Turn the records from the line containing "bullet-icon: • — [1038, 454, 1046, 477]" up to and including the line containing "plan-item-text: O’smirdagi asosiy" into a Markdown table. Use the columns No. and Record text, number each line in order, and leave out any blank lines.

-------- Recorded data --------

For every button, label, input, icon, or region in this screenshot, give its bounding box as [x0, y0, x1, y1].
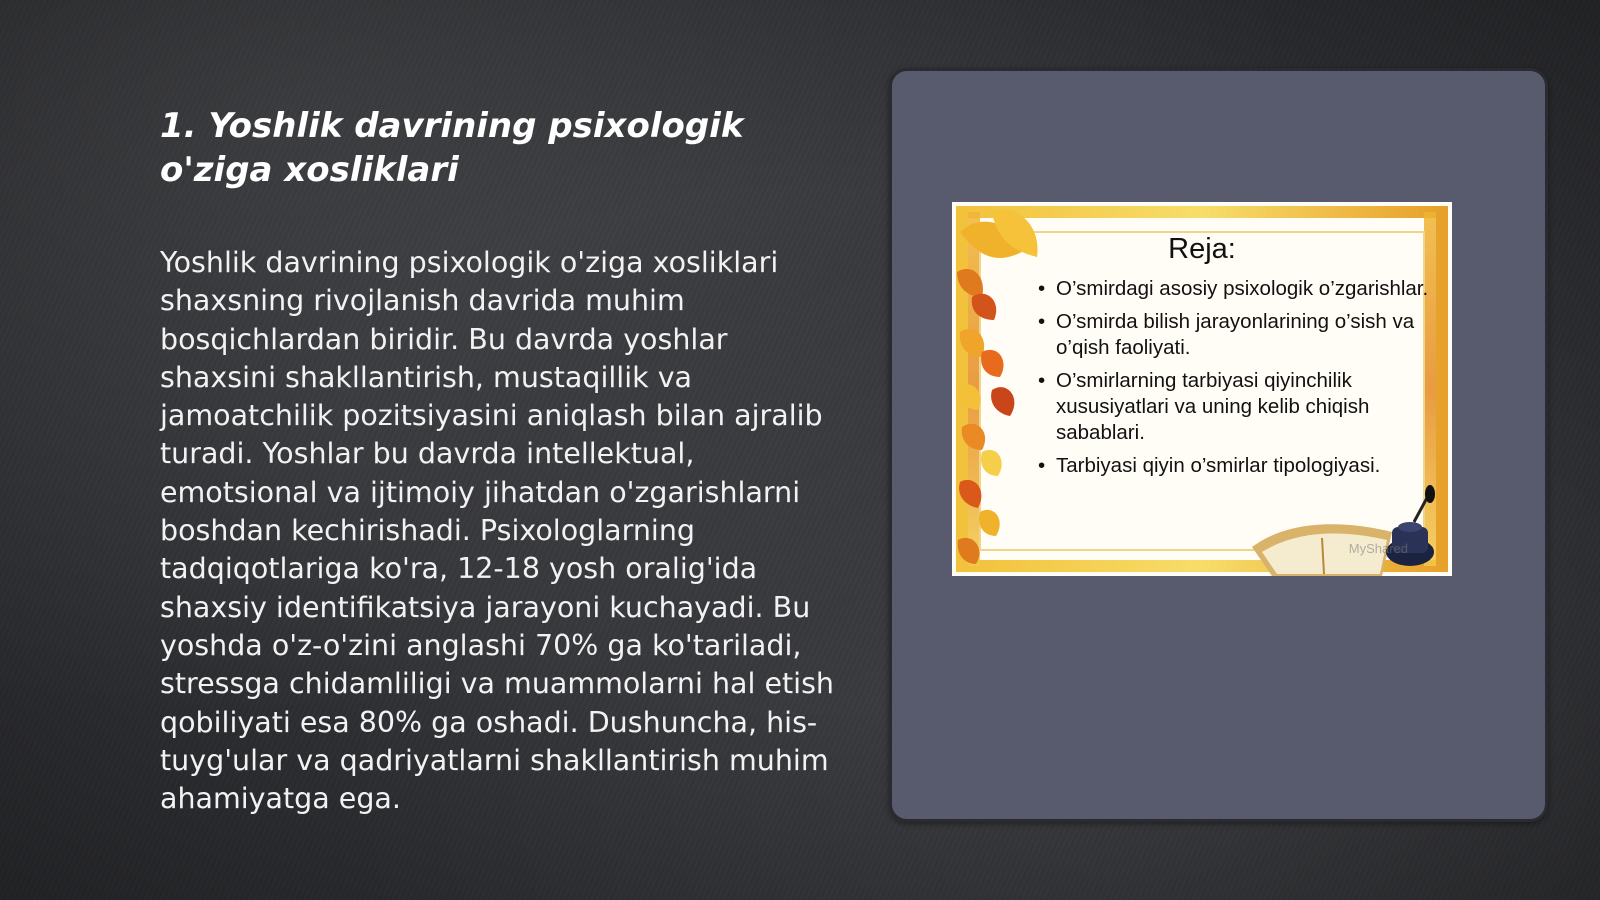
bullet-icon: • — [1038, 454, 1046, 477]
plan-image — [952, 202, 1452, 576]
plan-item-text: Tarbiyasi qiyin o’smirlar tipologiyasi. — [1056, 454, 1381, 477]
bullet-icon: • — [1038, 369, 1046, 392]
plan-title: Reja: — [1168, 233, 1236, 265]
slide-title: 1. Yoshlik davrining psixologik o'ziga xosliklari — [160, 106, 744, 190]
slide-body-text: Yoshlik davrining psixologik o'ziga xosliklari shaxsning rivojlanish davrida muhim bosqichlardan biridir. Bu davrda yoshlar shaxsini shakllantirish, mustaqillik va jamoatchilik pozitsiyasini aniqlash bilan ajralib turadi. Yoshlar bu davrda intellektual, emotsional va ijtimoiy jihatdan o'zgarishlarni boshdan kechirishadi. Psixologlarning tadqiqotlariga ko'ra, 12-18 yosh oralig'ida shaxsiy identifikatsiya jarayoni kuchayadi. Bu yoshda o'z-o'zini anglashi 70% ga ko'tariladi, stressga chidamliligi va muammolarni hal etish qobiliyati esa 80% ga oshadi. Dushuncha, his-tuyg'ular va qadriyatlarni shakllantirish muhim ahamiyatga ega. — [160, 246, 834, 816]
plan-item — [1038, 309, 1436, 361]
watermark: MyShared — [1348, 541, 1408, 556]
plan-item-text: O’smirdagi asosiy psixologik o’zgarishlar. — [1056, 277, 1429, 300]
plan-item-text: O’smirda bilish jarayonlarining o’sish va o’qish faoliyati. — [1056, 310, 1415, 359]
bullet-icon: • — [1038, 277, 1046, 300]
image-panel — [889, 68, 1548, 822]
bullet-icon: • — [1038, 310, 1046, 333]
plan-list — [1038, 276, 1436, 486]
plan-item — [1038, 368, 1436, 446]
plan-item — [1038, 276, 1436, 302]
plan-item-text: O’smirlarning tarbiyasi qiyinchilik xususiyatlari va uning kelib chiqish sabablari. — [1056, 369, 1370, 444]
plan-item — [1038, 453, 1436, 479]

--------

> Solution to this exercise:
| No. | Record text |
|---|---|
| 1 | bullet-icon: • — [1038, 454, 1046, 477] |
| 2 | plan-image — [952, 202, 1452, 576] |
| 3 | plan-item-text: Tarbiyasi qiyin o’smirlar tipologiyasi. — [1056, 454, 1381, 477] |
| 4 | bullet-icon: • — [1038, 369, 1046, 392] |
| 5 | plan-title: Reja: — [1168, 233, 1236, 265] |
| 6 | slide-title: 1. Yoshlik davrining psixologik o'ziga xosliklari — [160, 106, 744, 190] |
| 7 | slide-body-text: Yoshlik davrining psixologik o'ziga xosliklari shaxsning rivojlanish davrida muhim bosqichlardan biridir. Bu davrda yoshlar shaxsini shakllantirish, mustaqillik va jamoatchilik pozitsiyasini aniqlash bilan ajralib turadi. Yoshlar bu davrda intellektual, emotsional va ijtimoiy jihatdan o'zgarishlarni boshdan kechirishadi. Psixologlarning tadqiqotlariga ko'ra, 12-18 yosh oralig'ida shaxsiy identifikatsiya jarayoni kuchayadi. Bu yoshda o'z-o'zini anglashi 70% ga ko'tariladi, stressga chidamliligi va muammolarni hal etish qobiliyati esa 80% ga oshadi. Dushuncha, his-tuyg'ular va qadriyatlarni shakllantirish muhim ahamiyatga ega. — [160, 246, 834, 816] |
| 8 | plan-item — [1038, 309, 1436, 361] |
| 9 | watermark: MyShared — [1348, 541, 1408, 556] |
| 10 | plan-item-text: O’smirdagi asosiy psixologik o’zgarishlar. — [1056, 277, 1429, 300] |